▶ Data for this task

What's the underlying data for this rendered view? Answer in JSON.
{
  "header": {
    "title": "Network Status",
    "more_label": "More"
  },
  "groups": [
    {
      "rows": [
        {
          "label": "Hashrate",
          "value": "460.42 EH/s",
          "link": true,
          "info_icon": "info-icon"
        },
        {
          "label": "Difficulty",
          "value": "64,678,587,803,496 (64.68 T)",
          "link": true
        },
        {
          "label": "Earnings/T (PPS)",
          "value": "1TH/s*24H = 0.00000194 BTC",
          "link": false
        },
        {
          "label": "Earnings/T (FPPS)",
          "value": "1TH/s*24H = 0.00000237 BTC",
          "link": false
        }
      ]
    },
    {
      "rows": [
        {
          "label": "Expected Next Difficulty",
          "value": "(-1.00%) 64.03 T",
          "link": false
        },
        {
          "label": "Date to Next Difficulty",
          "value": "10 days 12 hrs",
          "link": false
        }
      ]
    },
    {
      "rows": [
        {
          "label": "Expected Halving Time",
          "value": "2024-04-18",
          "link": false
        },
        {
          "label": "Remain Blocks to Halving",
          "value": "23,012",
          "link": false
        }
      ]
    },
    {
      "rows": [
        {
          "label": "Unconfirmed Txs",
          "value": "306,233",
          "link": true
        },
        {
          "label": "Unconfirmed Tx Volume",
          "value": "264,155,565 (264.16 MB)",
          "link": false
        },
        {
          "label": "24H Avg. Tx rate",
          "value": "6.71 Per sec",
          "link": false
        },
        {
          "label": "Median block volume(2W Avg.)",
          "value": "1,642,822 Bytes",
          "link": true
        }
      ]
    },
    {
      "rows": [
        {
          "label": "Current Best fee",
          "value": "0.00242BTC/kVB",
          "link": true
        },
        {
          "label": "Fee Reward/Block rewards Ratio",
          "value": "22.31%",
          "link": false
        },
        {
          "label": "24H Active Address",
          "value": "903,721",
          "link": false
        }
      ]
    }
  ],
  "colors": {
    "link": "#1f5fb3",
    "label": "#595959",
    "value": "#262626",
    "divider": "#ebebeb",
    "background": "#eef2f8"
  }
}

▶ Task prompt
Search the entries for the word "Expected" and gather every line where it appears.

▶ Finished exercise
          "label": "Expected Next Difficulty",
          "label": "Expected Halving Time",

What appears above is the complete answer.